Set down every entry word for word. Omit the pictures.

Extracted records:
* START *

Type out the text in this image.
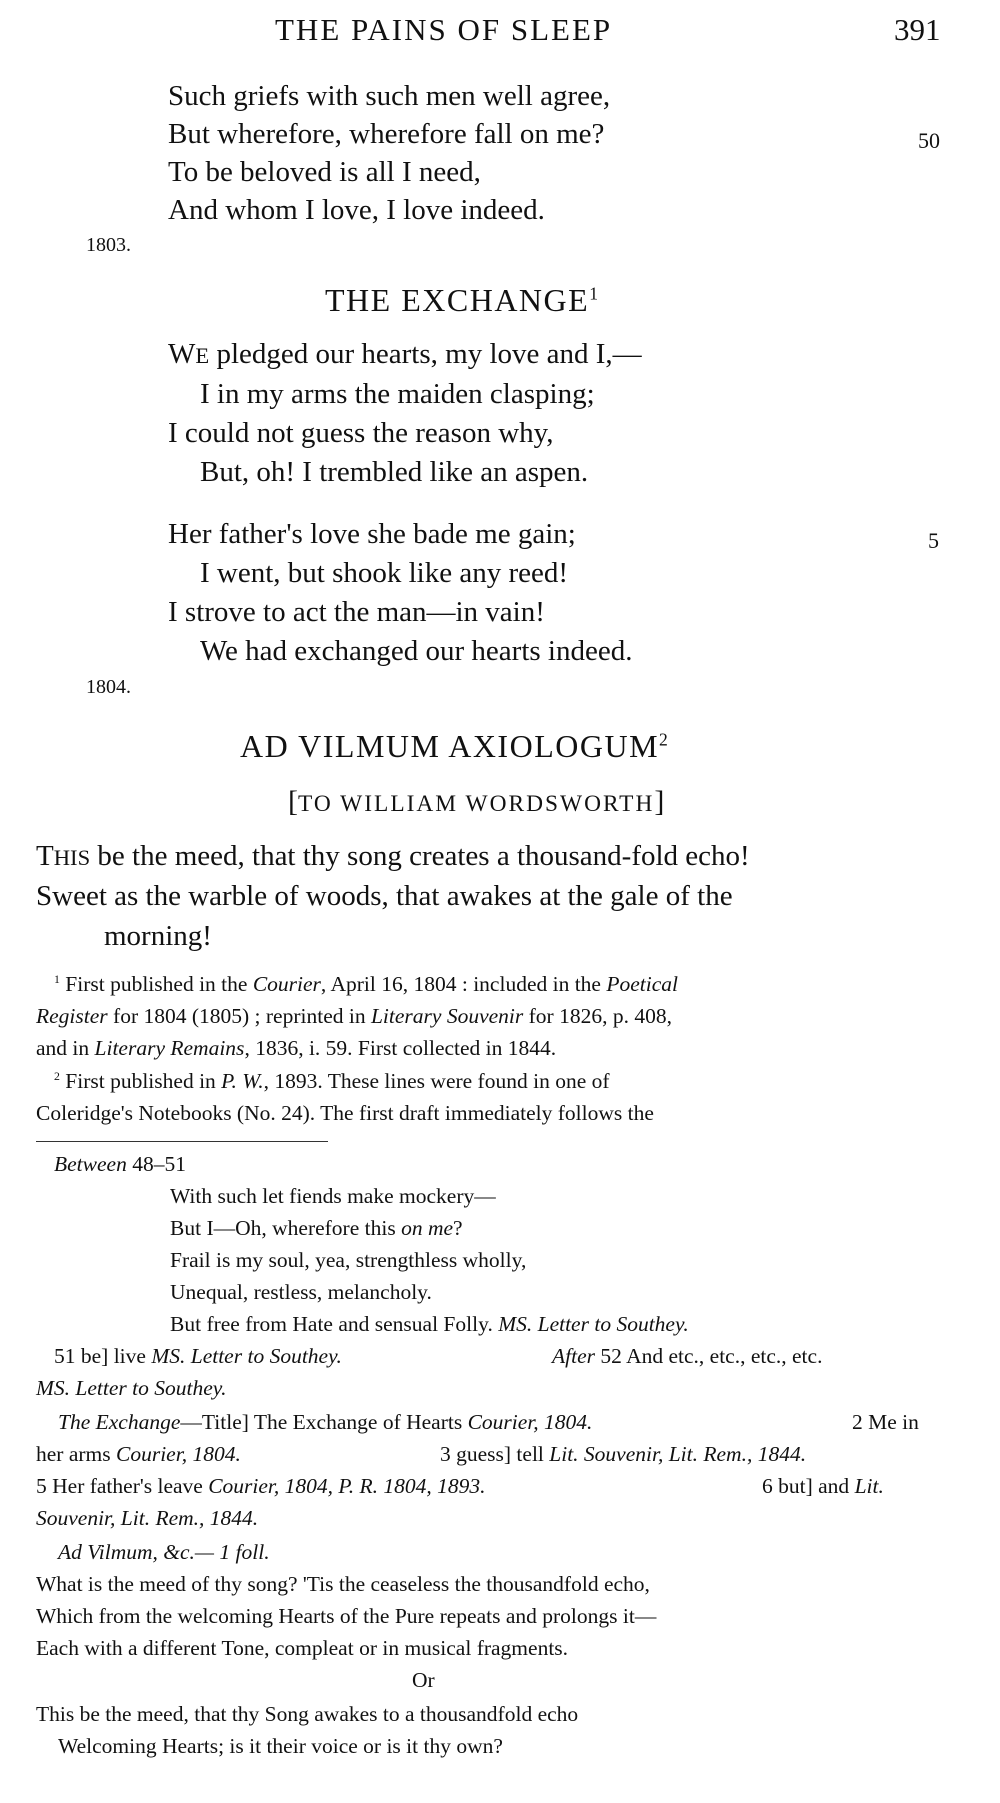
THE PAINS OF SLEEP	391
Such griefs with such men well agree,
But wherefore, wherefore fall on me?	50
To be beloved is all I need,
And whom I love, I love indeed.
1803.
THE EXCHANGE$^1$
WE pledged our hearts, my love and I,—
I in my arms the maiden clasping;
I could not guess the reason why,
But, oh! I trembled like an aspen.
Her father's love she bade me gain;	5
I went, but shook like any reed!
I strove to act the man—in vain!
We had exchanged our hearts indeed.
1804.
AD VILMUM AXIOLOGUM$^2$
[TO WILLIAM WORDSWORTH]
THIS be the meed, that thy song creates a thousand-fold echo!
Sweet as the warble of woods, that awakes at the gale of the
morning!
$^1$ First published in the Courier, April 16, 1804 : included in the Poetical
Register for 1804 (1805) ; reprinted in Literary Souvenir for 1826, p. 408,
and in Literary Remains, 1836, i. 59. First collected in 1844.
$^2$ First published in P. W., 1893. These lines were found in one of
Coleridge's Notebooks (No. 24). The first draft immediately follows the
Between 48–51
With such let fiends make mockery—
But I—Oh, wherefore this on me?
Frail is my soul, yea, strengthless wholly,
Unequal, restless, melancholy.
But free from Hate and sensual Folly. MS. Letter to Southey.
51 be] live MS. Letter to Southey.	After 52 And etc., etc., etc., etc.
MS. Letter to Southey.
The Exchange—Title] The Exchange of Hearts Courier, 1804.	2 Me in
her arms Courier, 1804.	3 guess] tell Lit. Souvenir, Lit. Rem., 1844.
5 Her father's leave Courier, 1804, P. R. 1804, 1893.	6 but] and Lit.
Souvenir, Lit. Rem., 1844.
Ad Vilmum, &c.— 1 foll.
What is the meed of thy song? 'Tis the ceaseless the thousandfold echo,
Which from the welcoming Hearts of the Pure repeats and prolongs it—
Each with a different Tone, compleat or in musical fragments.
Or
This be the meed, that thy Song awakes to a thousandfold echo
Welcoming Hearts; is it their voice or is it thy own?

* END *

### Task solution:
Type out the text in this image.
THE PAINS OF SLEEP	391
Such griefs with such men well agree,
But wherefore, wherefore fall on me?	50
To be beloved is all I need,
And whom I love, I love indeed.
1803.
THE EXCHANGE$^1$
WE pledged our hearts, my love and I,—
I in my arms the maiden clasping;
I could not guess the reason why,
But, oh! I trembled like an aspen.
Her father's love she bade me gain;	5
I went, but shook like any reed!
I strove to act the man—in vain!
We had exchanged our hearts indeed.
1804.
AD VILMUM AXIOLOGUM$^2$
[TO WILLIAM WORDSWORTH]
THIS be the meed, that thy song creates a thousand-fold echo!
Sweet as the warble of woods, that awakes at the gale of the
morning!
$^1$ First published in the Courier, April 16, 1804 : included in the Poetical
Register for 1804 (1805) ; reprinted in Literary Souvenir for 1826, p. 408,
and in Literary Remains, 1836, i. 59. First collected in 1844.
$^2$ First published in P. W., 1893. These lines were found in one of
Coleridge's Notebooks (No. 24). The first draft immediately follows the
Between 48–51
With such let fiends make mockery—
But I—Oh, wherefore this on me?
Frail is my soul, yea, strengthless wholly,
Unequal, restless, melancholy.
But free from Hate and sensual Folly. MS. Letter to Southey.
51 be] live MS. Letter to Southey.	After 52 And etc., etc., etc., etc.
MS. Letter to Southey.
The Exchange—Title] The Exchange of Hearts Courier, 1804.	2 Me in
her arms Courier, 1804.	3 guess] tell Lit. Souvenir, Lit. Rem., 1844.
5 Her father's leave Courier, 1804, P. R. 1804, 1893.	6 but] and Lit.
Souvenir, Lit. Rem., 1844.
Ad Vilmum, &c.— 1 foll.
What is the meed of thy song? 'Tis the ceaseless the thousandfold echo,
Which from the welcoming Hearts of the Pure repeats and prolongs it—
Each with a different Tone, compleat or in musical fragments.
Or
This be the meed, that thy Song awakes to a thousandfold echo
Welcoming Hearts; is it their voice or is it thy own?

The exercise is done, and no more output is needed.